■ What you will do:
Would you extract the whole listing below and retype it exactly?

--- start of Records supplied ---

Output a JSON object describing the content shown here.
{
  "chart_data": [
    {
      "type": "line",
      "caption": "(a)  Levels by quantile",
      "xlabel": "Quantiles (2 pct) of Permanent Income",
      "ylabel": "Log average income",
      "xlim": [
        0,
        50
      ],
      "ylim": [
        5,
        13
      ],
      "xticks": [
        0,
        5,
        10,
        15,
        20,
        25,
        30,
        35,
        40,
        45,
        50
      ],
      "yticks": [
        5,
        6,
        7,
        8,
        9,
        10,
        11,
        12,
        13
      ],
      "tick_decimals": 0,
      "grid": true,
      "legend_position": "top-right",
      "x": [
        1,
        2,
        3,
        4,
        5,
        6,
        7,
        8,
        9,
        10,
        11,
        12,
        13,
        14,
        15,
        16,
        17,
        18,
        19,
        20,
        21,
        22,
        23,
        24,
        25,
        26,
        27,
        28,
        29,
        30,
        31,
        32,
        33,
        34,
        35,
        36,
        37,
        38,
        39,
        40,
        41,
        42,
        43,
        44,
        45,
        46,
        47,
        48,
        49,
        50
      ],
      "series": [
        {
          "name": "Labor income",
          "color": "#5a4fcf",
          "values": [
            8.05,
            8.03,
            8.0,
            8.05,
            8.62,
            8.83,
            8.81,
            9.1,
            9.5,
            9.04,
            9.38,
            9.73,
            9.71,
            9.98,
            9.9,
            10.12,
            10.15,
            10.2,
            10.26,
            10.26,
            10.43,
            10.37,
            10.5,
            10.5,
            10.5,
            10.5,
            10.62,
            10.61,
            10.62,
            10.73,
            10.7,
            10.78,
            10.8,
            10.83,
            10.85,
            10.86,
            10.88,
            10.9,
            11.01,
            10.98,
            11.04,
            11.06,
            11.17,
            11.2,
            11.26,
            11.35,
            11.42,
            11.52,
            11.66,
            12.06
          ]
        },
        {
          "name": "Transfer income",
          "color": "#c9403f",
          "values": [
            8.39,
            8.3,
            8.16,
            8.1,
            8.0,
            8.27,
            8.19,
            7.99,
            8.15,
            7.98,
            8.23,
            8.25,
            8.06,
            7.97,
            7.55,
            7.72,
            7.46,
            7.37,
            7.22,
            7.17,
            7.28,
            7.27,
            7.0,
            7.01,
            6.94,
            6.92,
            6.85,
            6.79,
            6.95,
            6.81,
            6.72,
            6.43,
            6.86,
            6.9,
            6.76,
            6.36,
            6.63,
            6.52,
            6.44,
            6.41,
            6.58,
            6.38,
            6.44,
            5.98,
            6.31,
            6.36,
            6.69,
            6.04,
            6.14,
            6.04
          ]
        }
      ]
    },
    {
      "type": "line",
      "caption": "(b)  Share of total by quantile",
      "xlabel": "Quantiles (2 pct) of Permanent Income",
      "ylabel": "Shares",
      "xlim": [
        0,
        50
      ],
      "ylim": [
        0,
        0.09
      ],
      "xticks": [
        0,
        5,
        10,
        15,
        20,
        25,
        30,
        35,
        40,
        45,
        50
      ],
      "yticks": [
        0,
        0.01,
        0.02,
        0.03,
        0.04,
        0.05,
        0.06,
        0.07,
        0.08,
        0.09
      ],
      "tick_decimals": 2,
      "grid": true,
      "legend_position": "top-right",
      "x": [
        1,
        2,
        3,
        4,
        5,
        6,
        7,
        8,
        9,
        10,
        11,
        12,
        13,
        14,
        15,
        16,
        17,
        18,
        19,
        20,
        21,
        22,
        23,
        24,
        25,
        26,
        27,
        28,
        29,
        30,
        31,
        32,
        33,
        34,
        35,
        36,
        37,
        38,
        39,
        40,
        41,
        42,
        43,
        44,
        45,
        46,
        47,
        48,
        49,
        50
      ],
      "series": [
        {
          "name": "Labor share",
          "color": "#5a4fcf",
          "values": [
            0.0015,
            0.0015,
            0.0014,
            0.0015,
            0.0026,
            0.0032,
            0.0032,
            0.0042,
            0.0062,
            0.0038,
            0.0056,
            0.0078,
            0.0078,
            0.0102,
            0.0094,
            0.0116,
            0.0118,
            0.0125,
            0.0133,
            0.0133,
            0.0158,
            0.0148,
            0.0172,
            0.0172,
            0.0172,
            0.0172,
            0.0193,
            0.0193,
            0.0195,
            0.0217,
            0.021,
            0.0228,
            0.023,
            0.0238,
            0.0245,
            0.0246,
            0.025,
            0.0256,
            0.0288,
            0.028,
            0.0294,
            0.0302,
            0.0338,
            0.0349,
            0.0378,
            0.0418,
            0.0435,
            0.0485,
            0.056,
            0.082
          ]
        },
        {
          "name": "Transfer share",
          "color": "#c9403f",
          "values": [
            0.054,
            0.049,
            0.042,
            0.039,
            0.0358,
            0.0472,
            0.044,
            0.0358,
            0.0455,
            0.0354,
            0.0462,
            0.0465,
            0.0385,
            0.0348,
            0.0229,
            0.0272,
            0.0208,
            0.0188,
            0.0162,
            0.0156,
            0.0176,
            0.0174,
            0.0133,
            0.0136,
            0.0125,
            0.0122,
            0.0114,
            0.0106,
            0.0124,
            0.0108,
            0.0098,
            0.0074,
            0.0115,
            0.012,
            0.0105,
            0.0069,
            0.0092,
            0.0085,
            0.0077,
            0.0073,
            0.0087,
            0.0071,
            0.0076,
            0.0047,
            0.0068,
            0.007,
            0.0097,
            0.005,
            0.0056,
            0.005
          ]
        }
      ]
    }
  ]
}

--- end of Records supplied ---

■ Exercise result:
Output a JSON object describing the content shown here.
{
  "chart_data": [
    {
      "type": "line",
      "caption": "(a)  Levels by quantile",
      "xlabel": "Quantiles (2 pct) of Permanent Income",
      "ylabel": "Log average income",
      "xlim": [
        0,
        50
      ],
      "ylim": [
        5,
        13
      ],
      "xticks": [
        0,
        5,
        10,
        15,
        20,
        25,
        30,
        35,
        40,
        45,
        50
      ],
      "yticks": [
        5,
        6,
        7,
        8,
        9,
        10,
        11,
        12,
        13
      ],
      "tick_decimals": 0,
      "grid": true,
      "legend_position": "top-right",
      "x": [
        1,
        2,
        3,
        4,
        5,
        6,
        7,
        8,
        9,
        10,
        11,
        12,
        13,
        14,
        15,
        16,
        17,
        18,
        19,
        20,
        21,
        22,
        23,
        24,
        25,
        26,
        27,
        28,
        29,
        30,
        31,
        32,
        33,
        34,
        35,
        36,
        37,
        38,
        39,
        40,
        41,
        42,
        43,
        44,
        45,
        46,
        47,
        48,
        49,
        50
      ],
      "series": [
        {
          "name": "Labor income",
          "color": "#5a4fcf",
          "values": [
            8.05,
            8.03,
            8.0,
            8.05,
            8.62,
            8.83,
            8.81,
            9.1,
            9.5,
            9.04,
            9.38,
            9.73,
            9.71,
            9.98,
            9.9,
            10.12,
            10.15,
            10.2,
            10.26,
            10.26,
            10.43,
            10.37,
            10.5,
            10.5,
            10.5,
            10.5,
            10.62,
            10.61,
            10.62,
            10.73,
            10.7,
            10.78,
            10.8,
            10.83,
            10.85,
            10.86,
            10.88,
            10.9,
            11.01,
            10.98,
            11.04,
            11.06,
            11.17,
            11.2,
            11.26,
            11.35,
            11.42,
            11.52,
            11.66,
            12.06
          ]
        },
        {
          "name": "Transfer income",
          "color": "#c9403f",
          "values": [
            8.39,
            8.3,
            8.16,
            8.1,
            8.0,
            8.27,
            8.19,
            7.99,
            8.15,
            7.98,
            8.23,
            8.25,
            8.06,
            7.97,
            7.55,
            7.72,
            7.46,
            7.37,
            7.22,
            7.17,
            7.28,
            7.27,
            7.0,
            7.01,
            6.94,
            6.92,
            6.85,
            6.79,
            6.95,
            6.81,
            6.72,
            6.43,
            6.86,
            6.9,
            6.76,
            6.36,
            6.63,
            6.52,
            6.44,
            6.41,
            6.58,
            6.38,
            6.44,
            5.98,
            6.31,
            6.36,
            6.69,
            6.04,
            6.14,
            6.04
          ]
        }
      ]
    },
    {
      "type": "line",
      "caption": "(b)  Share of total by quantile",
      "xlabel": "Quantiles (2 pct) of Permanent Income",
      "ylabel": "Shares",
      "xlim": [
        0,
        50
      ],
      "ylim": [
        0,
        0.09
      ],
      "xticks": [
        0,
        5,
        10,
        15,
        20,
        25,
        30,
        35,
        40,
        45,
        50
      ],
      "yticks": [
        0,
        0.01,
        0.02,
        0.03,
        0.04,
        0.05,
        0.06,
        0.07,
        0.08,
        0.09
      ],
      "tick_decimals": 2,
      "grid": true,
      "legend_position": "top-right",
      "x": [
        1,
        2,
        3,
        4,
        5,
        6,
        7,
        8,
        9,
        10,
        11,
        12,
        13,
        14,
        15,
        16,
        17,
        18,
        19,
        20,
        21,
        22,
        23,
        24,
        25,
        26,
        27,
        28,
        29,
        30,
        31,
        32,
        33,
        34,
        35,
        36,
        37,
        38,
        39,
        40,
        41,
        42,
        43,
        44,
        45,
        46,
        47,
        48,
        49,
        50
      ],
      "series": [
        {
          "name": "Labor share",
          "color": "#5a4fcf",
          "values": [
            0.0015,
            0.0015,
            0.0014,
            0.0015,
            0.0026,
            0.0032,
            0.0032,
            0.0042,
            0.0062,
            0.0038,
            0.0056,
            0.0078,
            0.0078,
            0.0102,
            0.0094,
            0.0116,
            0.0118,
            0.0125,
            0.0133,
            0.0133,
            0.0158,
            0.0148,
            0.0172,
            0.0172,
            0.0172,
            0.0172,
            0.0193,
            0.0193,
            0.0195,
            0.0217,
            0.021,
            0.0228,
            0.023,
            0.0238,
            0.0245,
            0.0246,
            0.025,
            0.0256,
            0.0288,
            0.028,
            0.0294,
            0.0302,
            0.0338,
            0.0349,
            0.0378,
            0.0418,
            0.0435,
            0.0485,
            0.056,
            0.082
          ]
        },
        {
          "name": "Transfer share",
          "color": "#c9403f",
          "values": [
            0.054,
            0.049,
            0.042,
            0.039,
            0.0358,
            0.0472,
            0.044,
            0.0358,
            0.0455,
            0.0354,
            0.0462,
            0.0465,
            0.0385,
            0.0348,
            0.0229,
            0.0272,
            0.0208,
            0.0188,
            0.0162,
            0.0156,
            0.0176,
            0.0174,
            0.0133,
            0.0136,
            0.0125,
            0.0122,
            0.0114,
            0.0106,
            0.0124,
            0.0108,
            0.0098,
            0.0074,
            0.0115,
            0.012,
            0.0105,
            0.0069,
            0.0092,
            0.0085,
            0.0077,
            0.0073,
            0.0087,
            0.0071,
            0.0076,
            0.0047,
            0.0068,
            0.007,
            0.0097,
            0.005,
            0.0056,
            0.005
          ]
        }
      ]
    }
  ]
}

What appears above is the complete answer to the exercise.